__Supplied data__
....

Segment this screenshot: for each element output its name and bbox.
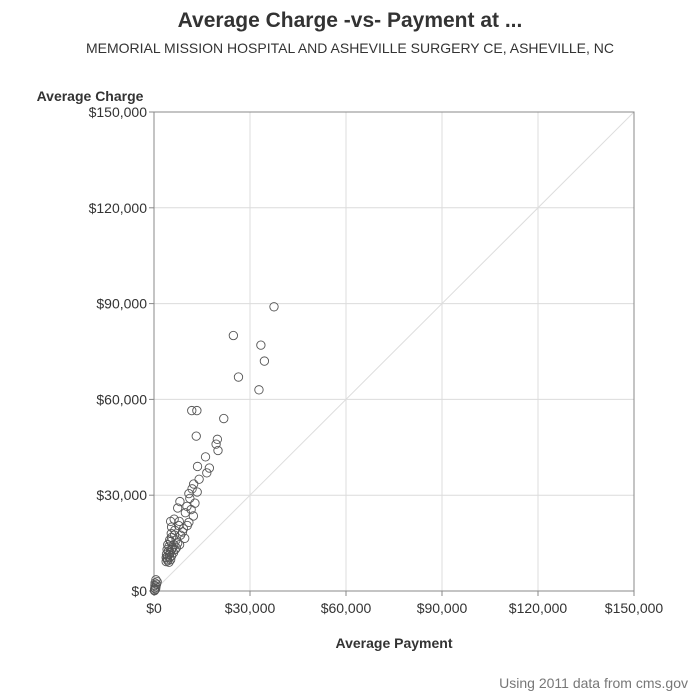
y-tick-label: $90,000 <box>96 296 147 312</box>
data-point <box>254 385 264 395</box>
x-tick-label: $90,000 <box>417 600 468 616</box>
data-point <box>185 493 195 504</box>
x-tick-label: $150,000 <box>605 600 664 616</box>
data-point <box>166 522 177 532</box>
y-axis-title: Average Charge <box>37 88 144 104</box>
data-point <box>180 508 191 518</box>
x-tick-label: $120,000 <box>509 600 568 616</box>
data-point <box>171 543 182 553</box>
data-point <box>190 498 200 508</box>
data-point <box>192 461 203 472</box>
data-point <box>175 496 185 507</box>
data-point <box>200 452 211 462</box>
data-points <box>149 302 279 596</box>
y-tick-label: $0 <box>131 583 147 599</box>
data-point <box>163 556 173 566</box>
data-point <box>191 431 201 441</box>
y-axis-ticks: $0 $30,000 $60,000 $90,000 $120,000 $150,000 <box>89 104 154 599</box>
data-point <box>259 356 270 366</box>
data-point <box>204 463 215 473</box>
data-point <box>150 584 161 594</box>
y-tick-label: $60,000 <box>96 391 147 407</box>
data-point <box>150 580 160 591</box>
chart-subtitle: MEMORIAL MISSION HOSPITAL AND ASHEVILLE … <box>85 40 614 56</box>
x-axis-ticks: $0 $30,000 $60,000 $90,000 $120,000 $150,000 <box>146 591 663 616</box>
x-tick-label: $30,000 <box>225 600 276 616</box>
plot-frame <box>153 111 635 592</box>
data-point <box>187 484 197 494</box>
footnote: Using 2011 data from cms.gov <box>499 675 688 691</box>
chart-title: Average Charge -vs- Payment at ... <box>177 9 523 32</box>
y-tick-label: $30,000 <box>96 487 147 503</box>
data-point <box>212 434 223 444</box>
reference-line <box>153 111 635 592</box>
data-point <box>228 330 239 341</box>
data-point <box>269 302 279 312</box>
data-point <box>188 511 199 521</box>
data-point <box>166 532 177 543</box>
y-tick-label: $150,000 <box>89 104 148 120</box>
data-point <box>202 468 212 478</box>
data-point <box>194 474 204 484</box>
data-point <box>256 340 266 350</box>
data-point <box>219 413 229 424</box>
data-point <box>213 445 223 456</box>
data-point <box>192 405 202 416</box>
data-point <box>180 533 190 543</box>
x-tick-label: $60,000 <box>321 600 372 616</box>
data-point <box>211 439 221 449</box>
x-axis-title: Average Payment <box>336 635 453 651</box>
data-point <box>184 488 194 499</box>
x-tick-label: $0 <box>146 600 162 616</box>
data-point <box>174 516 184 527</box>
data-point <box>149 586 160 596</box>
data-point <box>164 557 174 567</box>
data-point <box>233 372 244 382</box>
data-point <box>150 578 160 588</box>
data-point <box>173 503 183 513</box>
data-point <box>189 479 199 489</box>
data-point <box>177 527 188 537</box>
data-point <box>187 405 197 416</box>
data-point <box>186 504 196 515</box>
y-tick-label: $120,000 <box>89 200 148 216</box>
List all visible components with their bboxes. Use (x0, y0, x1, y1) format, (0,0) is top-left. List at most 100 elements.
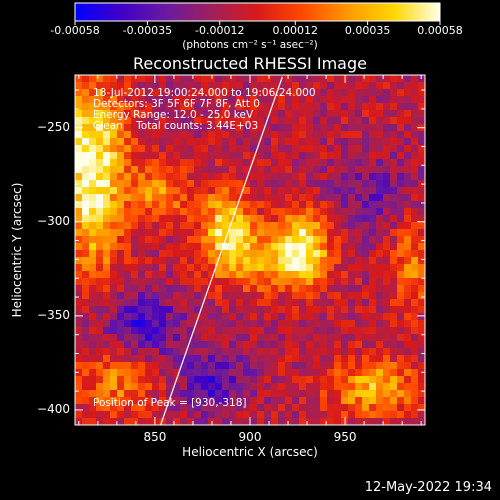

....

Write out again, word for word, every line of the material from the one containing "y-tick-label: $90,000 <box>96" down to the one containing "data-point <box>180 508 191 518</box>", including both of those lines.

__The result__
y-tick-label: $90,000 <box>96 296 147 312</box>
data-point <box>254 385 264 395</box>
x-tick-label: $90,000 <box>417 600 468 616</box>
data-point <box>185 493 195 504</box>
x-tick-label: $150,000 <box>605 600 664 616</box>
data-point <box>166 522 177 532</box>
y-axis-title: Average Charge <box>37 88 144 104</box>
data-point <box>180 508 191 518</box>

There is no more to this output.